(Items from a dataset)
_ _ _ _

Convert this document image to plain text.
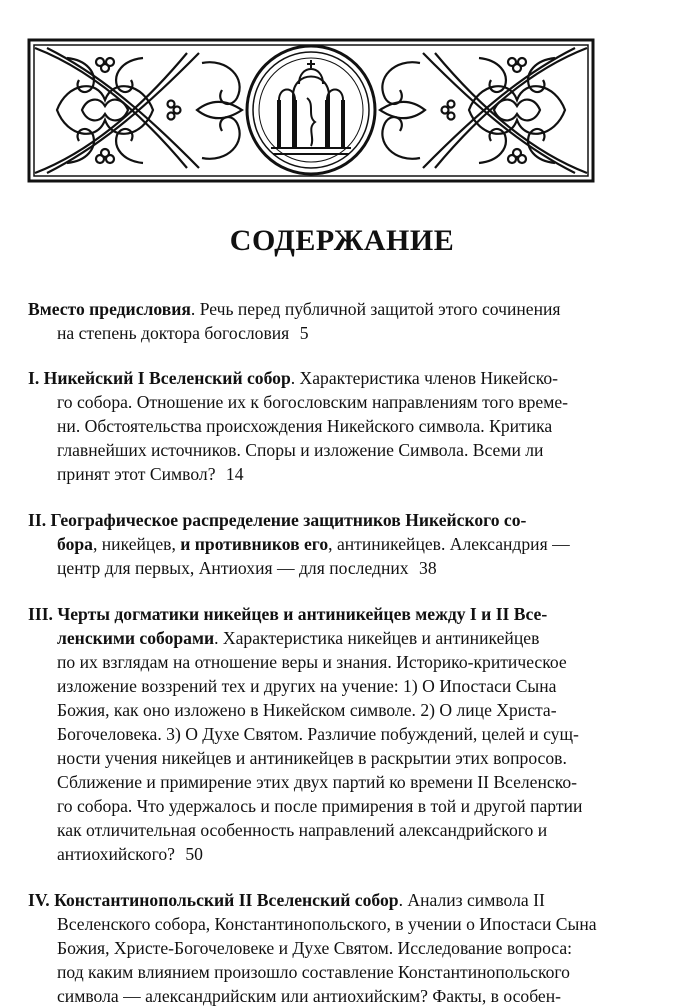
СОДЕРЖАНИЕ
Вместо предисловия. Речь перед публичной защитой этого сочинения
на степень доктора богословия 5
I. Никейский I Вселенский собор. Характеристика членов Никейско-
го собора. Отношение их к богословским направлениям того време-
ни. Обстоятельства происхождения Никейского символа. Критика
главнейших источников. Споры и изложение Символа. Всеми ли
принят этот Символ? 14
II. Географическое распределение защитников Никейского со-
бора, никейцев, и противников его, антиникейцев. Александрия —
центр для первых, Антиохия — для последних 38
III. Черты догматики никейцев и антиникейцев между I и II Все-
ленскими соборами. Характеристика никейцев и антиникейцев
по их взглядам на отношение веры и знания. Историко-критическое
изложение воззрений тех и других на учение: 1) О Ипостаси Сына
Божия, как оно изложено в Никейском символе. 2) О лице Христа-
Богочеловека. 3) О Духе Святом. Различие побуждений, целей и сущ-
ности учения никейцев и антиникейцев в раскрытии этих вопросов.
Сближение и примирение этих двух партий ко времени II Вселенско-
го собора. Что удержалось и после примирения в той и другой партии
как отличительная особенность направлений александрийского и
антиохийского? 50
IV. Константинопольский II Вселенский собор. Анализ символа II
Вселенского собора, Константинопольского, в учении о Ипостаси Сына
Божия, Христе-Богочеловеке и Духе Святом. Исследование вопроса:
под каким влиянием произошло составление Константинопольского
символа — александрийским или антиохийским? Факты, в особен-
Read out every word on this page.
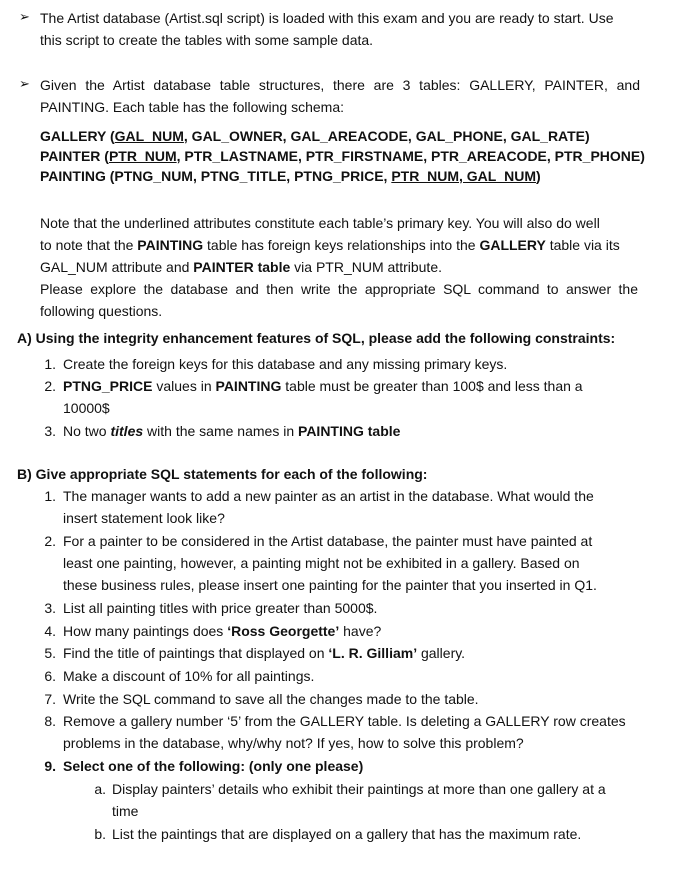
➢ The Artist database (Artist.sql script) is loaded with this exam and you are ready to start. Use
this script to create the tables with some sample data.
➢ Given the Artist database table structures, there are 3 tables: GALLERY, PAINTER, and
PAINTING. Each table has the following schema:
GALLERY (GAL_NUM, GAL_OWNER, GAL_AREACODE, GAL_PHONE, GAL_RATE)
PAINTER (PTR_NUM, PTR_LASTNAME, PTR_FIRSTNAME, PTR_AREACODE, PTR_PHONE)
PAINTING (PTNG_NUM, PTNG_TITLE, PTNG_PRICE, PTR_NUM, GAL_NUM)
Note that the underlined attributes constitute each table’s primary key. You will also do well
to note that the PAINTING table has foreign keys relationships into the GALLERY table via its
GAL_NUM attribute and PAINTER table via PTR_NUM attribute.
Please explore the database and then write the appropriate SQL command to answer the
following questions.
A) Using the integrity enhancement features of SQL, please add the following constraints:
1. Create the foreign keys for this database and any missing primary keys.
2. PTNG_PRICE values in PAINTING table must be greater than 100$ and less than a
10000$
3. No two titles with the same names in PAINTING table
B) Give appropriate SQL statements for each of the following:
1. The manager wants to add a new painter as an artist in the database. What would the
insert statement look like?
2. For a painter to be considered in the Artist database, the painter must have painted at
least one painting, however, a painting might not be exhibited in a gallery. Based on
these business rules, please insert one painting for the painter that you inserted in Q1.
3. List all painting titles with price greater than 5000$.
4. How many paintings does ‘Ross Georgette’ have?
5. Find the title of paintings that displayed on ‘L. R. Gilliam’ gallery.
6. Make a discount of 10% for all paintings.
7. Write the SQL command to save all the changes made to the table.
8. Remove a gallery number ‘5’ from the GALLERY table. Is deleting a GALLERY row creates
problems in the database, why/why not? If yes, how to solve this problem?
9. Select one of the following: (only one please)
a. Display painters’ details who exhibit their paintings at more than one gallery at a
time
b. List the paintings that are displayed on a gallery that has the maximum rate.
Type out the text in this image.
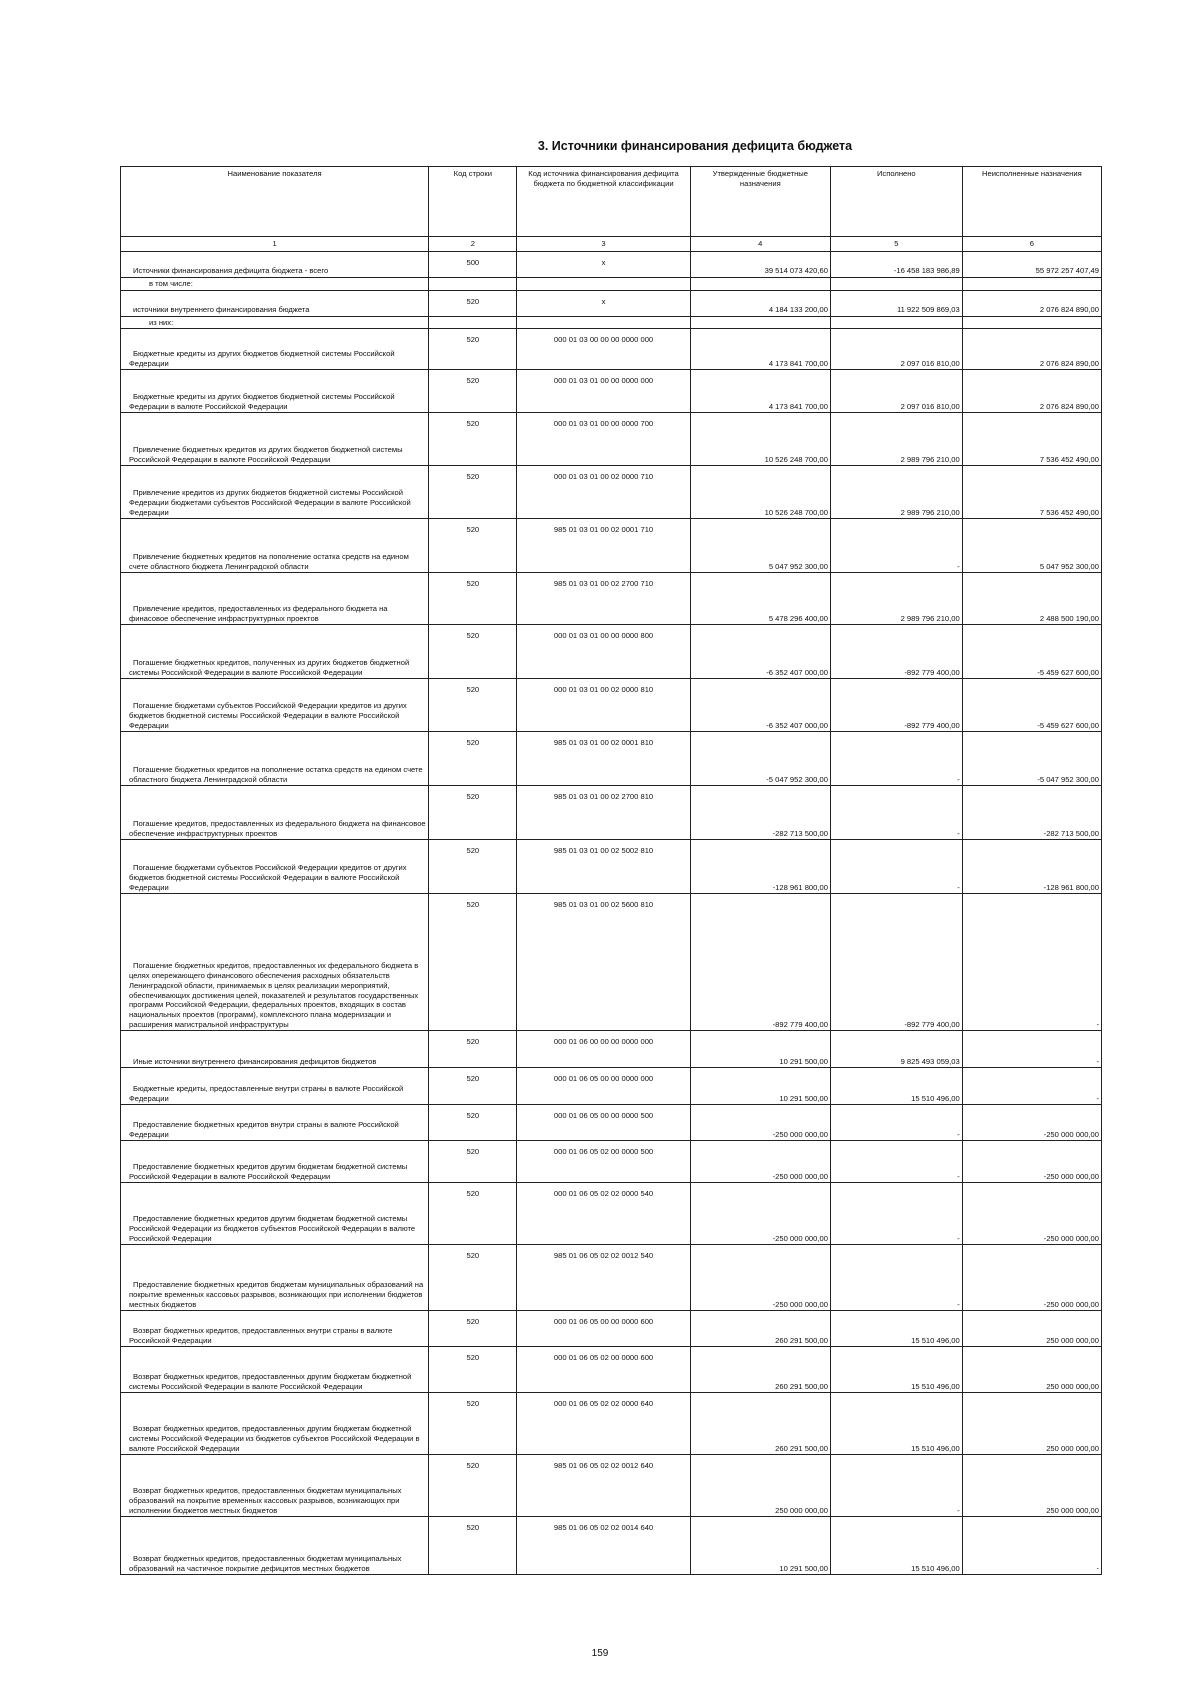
3. Источники финансирования дефицита бюджета
Наименование показателя	Код строки	Код источника финансирования дефицита бюджета по бюджетной классификации	Утвержденные бюджетные назначения	Исполнено	Неисполненные назначения
1	2	3	4	5	6

Источники финансирования дефицита бюджета - всего	500	x	39 514 073 420,60	-16 458 183 986,89	55 972 257 407,49
в том числе:					

источники внутреннего финансирования бюджета	520	x	4 184 133 200,00	11 922 509 869,03	2 076 824 890,00
из них:					

Бюджетные кредиты из других бюджетов бюджетной системы Российской Федерации	520	000 01 03 00 00 00 0000 000	4 173 841 700,00	2 097 016 810,00	2 076 824 890,00

Бюджетные кредиты из других бюджетов бюджетной системы Российской Федерации в валюте Российской Федерации	520	000 01 03 01 00 00 0000 000	4 173 841 700,00	2 097 016 810,00	2 076 824 890,00

Привлечение бюджетных кредитов из других бюджетов бюджетной системы Российской Федерации в валюте Российской Федерации	520	000 01 03 01 00 00 0000 700	10 526 248 700,00	2 989 796 210,00	7 536 452 490,00

Привлечение кредитов из других бюджетов бюджетной системы Российской Федерации бюджетами субъектов Российской Федерации в валюте Российской Федерации	520	000 01 03 01 00 02 0000 710	10 526 248 700,00	2 989 796 210,00	7 536 452 490,00

Привлечение бюджетных кредитов на пополнение остатка средств на едином счете областного бюджета Ленинградской области	520	985 01 03 01 00 02 0001 710	5 047 952 300,00	-	5 047 952 300,00

Привлечение кредитов, предоставленных из федерального бюджета на финасовое обеспечение инфраструктурных проектов	520	985 01 03 01 00 02 2700 710	5 478 296 400,00	2 989 796 210,00	2 488 500 190,00

Погашение бюджетных кредитов, полученных из других бюджетов бюджетной системы Российской Федерации в валюте Российской Федерации	520	000 01 03 01 00 00 0000 800	-6 352 407 000,00	-892 779 400,00	-5 459 627 600,00

Погашение бюджетами субъектов Российской Федерации кредитов из других бюджетов бюджетной системы Российской Федерации в валюте Российской Федерации	520	000 01 03 01 00 02 0000 810	-6 352 407 000,00	-892 779 400,00	-5 459 627 600,00

Погашение бюджетных кредитов на пополнение остатка средств на едином счете областного бюджета Ленинградской области	520	985 01 03 01 00 02 0001 810	-5 047 952 300,00	-	-5 047 952 300,00

Погашение кредитов, предоставленных из федерального бюджета на финансовое обеспечение инфраструктурных проектов	520	985 01 03 01 00 02 2700 810	-282 713 500,00	-	-282 713 500,00

Погашение бюджетами субъектов Российской Федерации кредитов от других бюджетов бюджетной системы Российской Федерации в валюте Российской Федерации	520	985 01 03 01 00 02 5002 810	-128 961 800,00	-	-128 961 800,00

Погашение бюджетных кредитов, предоставленных их федерального бюджета в целях опережающего финансового обеспечения расходных обязательств Ленинградской области, принимаемых в целях реализации мероприятий, обеспечивающих достижения целей, показателей и результатов государственных программ Российской Федерации, федеральных проектов, входящих в состав национальных проектов (программ), комплексного плана модернизации и расширения магистральной инфраструктуры	520	985 01 03 01 00 02 5600 810	-892 779 400,00	-892 779 400,00	-

Иные источники внутреннего финансирования дефицитов бюджетов	520	000 01 06 00 00 00 0000 000	10 291 500,00	9 825 493 059,03	-

Бюджетные кредиты, предоставленные внутри страны в валюте Российской Федерации	520	000 01 06 05 00 00 0000 000	10 291 500,00	15 510 496,00	-

Предоставление бюджетных кредитов внутри страны в валюте Российской Федерации	520	000 01 06 05 00 00 0000 500	-250 000 000,00	-	-250 000 000,00

Предоставление бюджетных кредитов другим бюджетам бюджетной системы Российской Федерации в валюте Российской Федерации	520	000 01 06 05 02 00 0000 500	-250 000 000,00	-	-250 000 000,00

Предоставление бюджетных кредитов другим бюджетам бюджетной системы Российской Федерации из бюджетов субъектов Российской Федерации в валюте Российской Федерации	520	000 01 06 05 02 02 0000 540	-250 000 000,00	-	-250 000 000,00

Предоставление бюджетных кредитов бюджетам муниципальных образований на покрытие временных кассовых разрывов, возникающих при исполнении бюджетов местных бюджетов	520	985 01 06 05 02 02 0012 540	-250 000 000,00	-	-250 000 000,00

Возврат бюджетных кредитов, предоставленных внутри страны в валюте Российской Федерации	520	000 01 06 05 00 00 0000 600	260 291 500,00	15 510 496,00	250 000 000,00

Возврат бюджетных кредитов, предоставленных другим бюджетам бюджетной системы Российской Федерации в валюте Российской Федерации	520	000 01 06 05 02 00 0000 600	260 291 500,00	15 510 496,00	250 000 000,00

Возврат бюджетных кредитов, предоставленных другим бюджетам бюджетной системы Российской Федерации из бюджетов субъектов Российской Федерации в валюте Российской Федерации	520	000 01 06 05 02 02 0000 640	260 291 500,00	15 510 496,00	250 000 000,00

Возврат бюджетных кредитов, предоставленных бюджетам муниципальных образований на покрытие временных кассовых разрывов, возникающих при исполнении бюджетов местных бюджетов	520	985 01 06 05 02 02 0012 640	250 000 000,00	-	250 000 000,00

Возврат бюджетных кредитов, предоставленных бюджетам муниципальных образований на частичное покрытие дефицитов местных бюджетов	520	985 01 06 05 02 02 0014 640	10 291 500,00	15 510 496,00	-
159
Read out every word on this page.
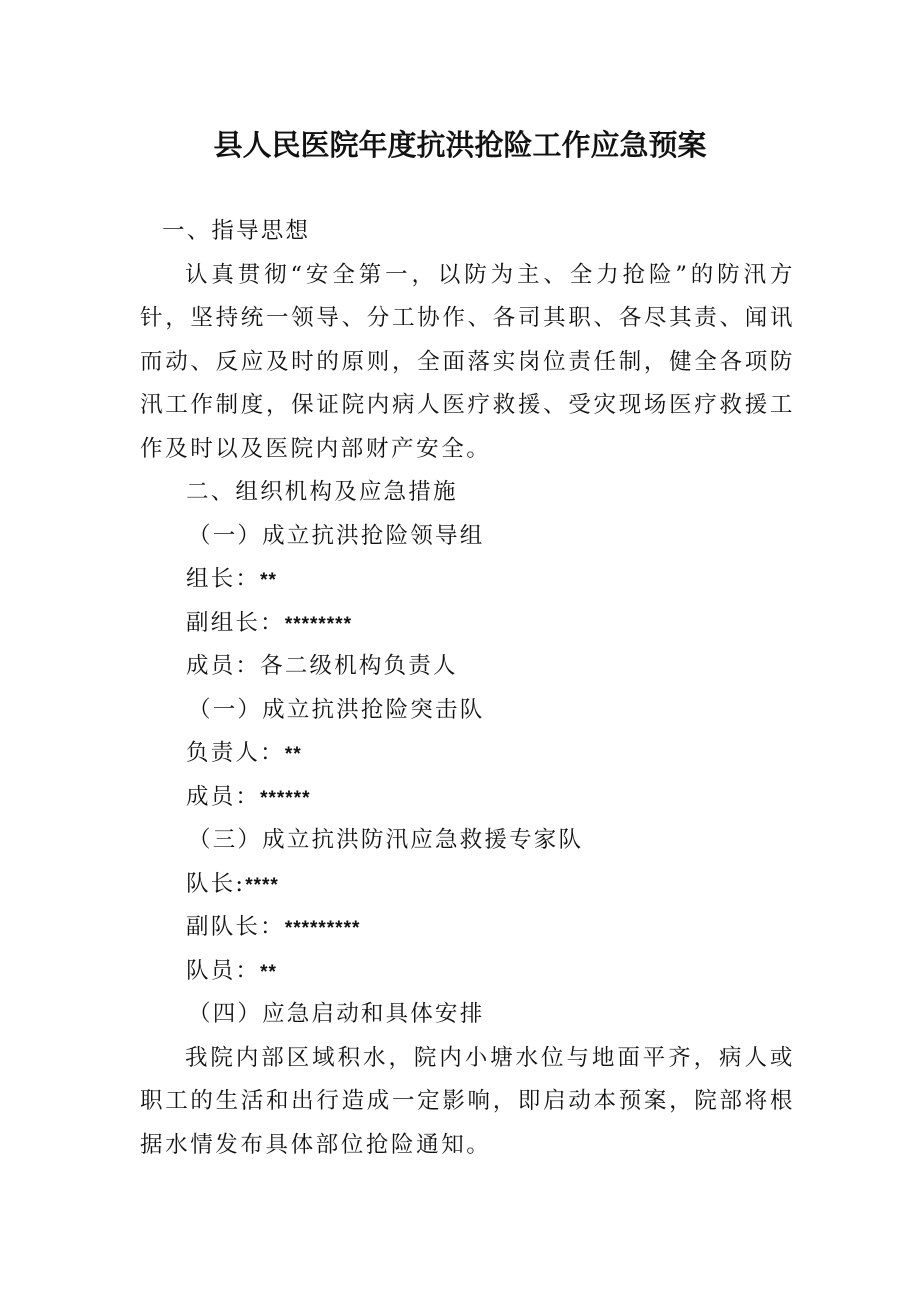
县人民医院年度抗洪抢险工作应急预案
一、指导思想
认真贯彻“安全第一，以防为主、全力抢险”的防汛方针，坚持统一领导、分工协作、各司其职、各尽其责、闻讯而动、反应及时的原则，全面落实岗位责任制，健全各项防汛工作制度，保证院内病人医疗救援、受灾现场医疗救援工作及时以及医院内部财产安全。
二、组织机构及应急措施
（一）成立抗洪抢险领导组
组长：**
副组长：********
成员：各二级机构负责人
（一）成立抗洪抢险突击队
负责人：**
成员：******
（三）成立抗洪防汛应急救援专家队
队长:****
副队长：*********
队员：**
（四）应急启动和具体安排
我院内部区域积水，院内小塘水位与地面平齐，病人或职工的生活和出行造成一定影响，即启动本预案，院部将根据水情发布具体部位抢险通知。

_ _ _ _

* Aim *
Only the number is wanted: how many lines in the data include the word "paintings"?

* Answer *
5